## BEGIN

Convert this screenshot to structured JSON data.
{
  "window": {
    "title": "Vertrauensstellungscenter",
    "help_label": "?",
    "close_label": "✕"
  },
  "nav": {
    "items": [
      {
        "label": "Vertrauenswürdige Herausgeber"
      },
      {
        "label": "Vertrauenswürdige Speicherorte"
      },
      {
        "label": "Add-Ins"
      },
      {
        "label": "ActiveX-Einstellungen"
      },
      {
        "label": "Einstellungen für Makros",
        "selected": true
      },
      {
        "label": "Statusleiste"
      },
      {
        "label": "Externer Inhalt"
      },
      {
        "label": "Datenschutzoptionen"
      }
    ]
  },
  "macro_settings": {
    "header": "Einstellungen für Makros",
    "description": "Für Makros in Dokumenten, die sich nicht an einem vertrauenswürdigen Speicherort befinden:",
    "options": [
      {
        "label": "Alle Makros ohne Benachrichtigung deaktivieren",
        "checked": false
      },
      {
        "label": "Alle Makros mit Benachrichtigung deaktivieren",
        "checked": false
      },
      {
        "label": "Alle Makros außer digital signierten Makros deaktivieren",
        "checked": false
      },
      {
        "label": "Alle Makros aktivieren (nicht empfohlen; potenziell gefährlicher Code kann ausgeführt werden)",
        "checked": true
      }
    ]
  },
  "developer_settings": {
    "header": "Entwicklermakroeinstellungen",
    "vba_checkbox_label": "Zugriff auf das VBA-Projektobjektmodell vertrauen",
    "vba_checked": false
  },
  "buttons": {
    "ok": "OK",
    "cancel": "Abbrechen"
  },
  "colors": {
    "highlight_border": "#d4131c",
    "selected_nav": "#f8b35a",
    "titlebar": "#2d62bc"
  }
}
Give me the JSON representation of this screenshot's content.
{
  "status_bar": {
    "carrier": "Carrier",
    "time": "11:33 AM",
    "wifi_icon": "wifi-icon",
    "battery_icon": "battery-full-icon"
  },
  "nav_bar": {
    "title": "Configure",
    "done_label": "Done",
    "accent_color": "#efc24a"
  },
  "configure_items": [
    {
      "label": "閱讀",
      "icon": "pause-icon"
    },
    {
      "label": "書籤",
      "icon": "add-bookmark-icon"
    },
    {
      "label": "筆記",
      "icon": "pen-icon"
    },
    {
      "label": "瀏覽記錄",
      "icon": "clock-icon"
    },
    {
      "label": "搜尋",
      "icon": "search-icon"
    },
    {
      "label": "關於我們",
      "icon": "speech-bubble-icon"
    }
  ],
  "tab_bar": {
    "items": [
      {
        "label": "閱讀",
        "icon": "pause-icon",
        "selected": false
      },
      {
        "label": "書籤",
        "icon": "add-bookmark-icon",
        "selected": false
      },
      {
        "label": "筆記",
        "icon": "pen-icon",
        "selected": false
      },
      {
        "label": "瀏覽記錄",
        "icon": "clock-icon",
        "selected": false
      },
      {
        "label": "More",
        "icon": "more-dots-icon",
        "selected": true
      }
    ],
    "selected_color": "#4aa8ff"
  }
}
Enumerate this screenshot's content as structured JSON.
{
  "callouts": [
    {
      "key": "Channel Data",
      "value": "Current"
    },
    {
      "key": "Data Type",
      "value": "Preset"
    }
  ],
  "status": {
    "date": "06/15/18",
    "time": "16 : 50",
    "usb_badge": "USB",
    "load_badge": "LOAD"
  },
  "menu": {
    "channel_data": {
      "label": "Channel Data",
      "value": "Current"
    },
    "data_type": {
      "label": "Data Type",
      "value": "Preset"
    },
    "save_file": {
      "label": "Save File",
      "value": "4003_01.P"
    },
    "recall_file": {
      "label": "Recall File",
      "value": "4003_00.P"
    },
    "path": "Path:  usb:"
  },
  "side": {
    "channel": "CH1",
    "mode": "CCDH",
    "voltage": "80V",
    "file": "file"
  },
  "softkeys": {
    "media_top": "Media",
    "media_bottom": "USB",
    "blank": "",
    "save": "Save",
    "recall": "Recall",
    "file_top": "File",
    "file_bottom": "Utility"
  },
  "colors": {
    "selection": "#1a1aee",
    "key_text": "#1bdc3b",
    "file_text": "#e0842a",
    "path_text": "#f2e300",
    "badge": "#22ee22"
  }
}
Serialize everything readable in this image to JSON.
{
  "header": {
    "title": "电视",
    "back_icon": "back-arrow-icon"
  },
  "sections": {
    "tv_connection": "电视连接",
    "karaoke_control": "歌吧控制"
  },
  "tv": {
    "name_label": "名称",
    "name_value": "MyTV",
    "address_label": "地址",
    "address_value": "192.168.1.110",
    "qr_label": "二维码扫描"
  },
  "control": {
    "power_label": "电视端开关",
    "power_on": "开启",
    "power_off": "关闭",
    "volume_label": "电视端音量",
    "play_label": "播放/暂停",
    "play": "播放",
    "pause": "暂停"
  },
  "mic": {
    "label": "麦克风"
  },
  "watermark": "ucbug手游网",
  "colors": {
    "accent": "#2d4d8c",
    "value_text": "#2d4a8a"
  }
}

## END

• _EXERCISE OBJECTIVE_
Collect from the data above every line that includes "screenshot".

• _OUTPUT FOR THIS EXERCISE_
Convert this screenshot to structured JSON data.
Give me the JSON representation of this screenshot's content.
Enumerate this screenshot's content as structured JSON.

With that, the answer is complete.